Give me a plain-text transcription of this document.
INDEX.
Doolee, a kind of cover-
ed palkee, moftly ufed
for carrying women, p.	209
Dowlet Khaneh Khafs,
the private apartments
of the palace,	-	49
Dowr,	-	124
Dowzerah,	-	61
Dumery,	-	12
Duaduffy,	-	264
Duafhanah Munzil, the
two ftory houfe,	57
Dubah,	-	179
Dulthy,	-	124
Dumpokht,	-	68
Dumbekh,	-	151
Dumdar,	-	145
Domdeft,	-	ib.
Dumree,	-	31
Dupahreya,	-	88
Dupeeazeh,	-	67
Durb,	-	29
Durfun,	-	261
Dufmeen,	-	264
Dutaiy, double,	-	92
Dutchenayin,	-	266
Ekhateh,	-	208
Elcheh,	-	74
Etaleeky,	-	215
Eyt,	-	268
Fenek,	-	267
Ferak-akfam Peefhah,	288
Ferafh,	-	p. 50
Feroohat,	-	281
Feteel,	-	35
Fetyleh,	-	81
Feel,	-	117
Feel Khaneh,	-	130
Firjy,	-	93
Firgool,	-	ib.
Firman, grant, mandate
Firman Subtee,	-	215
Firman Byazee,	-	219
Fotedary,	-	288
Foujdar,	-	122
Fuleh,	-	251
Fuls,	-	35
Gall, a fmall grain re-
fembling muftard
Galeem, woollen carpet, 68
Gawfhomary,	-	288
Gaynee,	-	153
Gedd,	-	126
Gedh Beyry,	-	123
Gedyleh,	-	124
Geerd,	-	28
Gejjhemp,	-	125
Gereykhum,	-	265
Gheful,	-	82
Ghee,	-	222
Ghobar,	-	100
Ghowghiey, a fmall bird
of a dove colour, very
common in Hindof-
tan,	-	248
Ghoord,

-*-*-

The listing above should be transcribed in full, exactly as written.

Task response:
Give me a plain-text transcription of this document.
INDEX.
Doolee, a kind of cover-
ed palkee, moftly ufed
for carrying women, p.	209
Dowlet Khaneh Khafs,
the private apartments
of the palace,	-	49
Dowr,	-	124
Dowzerah,	-	61
Dumery,	-	12
Duaduffy,	-	264
Duafhanah Munzil, the
two ftory houfe,	57
Dubah,	-	179
Dulthy,	-	124
Dumpokht,	-	68
Dumbekh,	-	151
Dumdar,	-	145
Domdeft,	-	ib.
Dumree,	-	31
Dupahreya,	-	88
Dupeeazeh,	-	67
Durb,	-	29
Durfun,	-	261
Dufmeen,	-	264
Dutaiy, double,	-	92
Dutchenayin,	-	266
Ekhateh,	-	208
Elcheh,	-	74
Etaleeky,	-	215
Eyt,	-	268
Fenek,	-	267
Ferak-akfam Peefhah,	288
Ferafh,	-	p. 50
Feroohat,	-	281
Feteel,	-	35
Fetyleh,	-	81
Feel,	-	117
Feel Khaneh,	-	130
Firjy,	-	93
Firgool,	-	ib.
Firman, grant, mandate
Firman Subtee,	-	215
Firman Byazee,	-	219
Fotedary,	-	288
Foujdar,	-	122
Fuleh,	-	251
Fuls,	-	35
Gall, a fmall grain re-
fembling muftard
Galeem, woollen carpet, 68
Gawfhomary,	-	288
Gaynee,	-	153
Gedd,	-	126
Gedh Beyry,	-	123
Gedyleh,	-	124
Geerd,	-	28
Gejjhemp,	-	125
Gereykhum,	-	265
Gheful,	-	82
Ghee,	-	222
Ghobar,	-	100
Ghowghiey, a fmall bird
of a dove colour, very
common in Hindof-
tan,	-	248
Ghoord,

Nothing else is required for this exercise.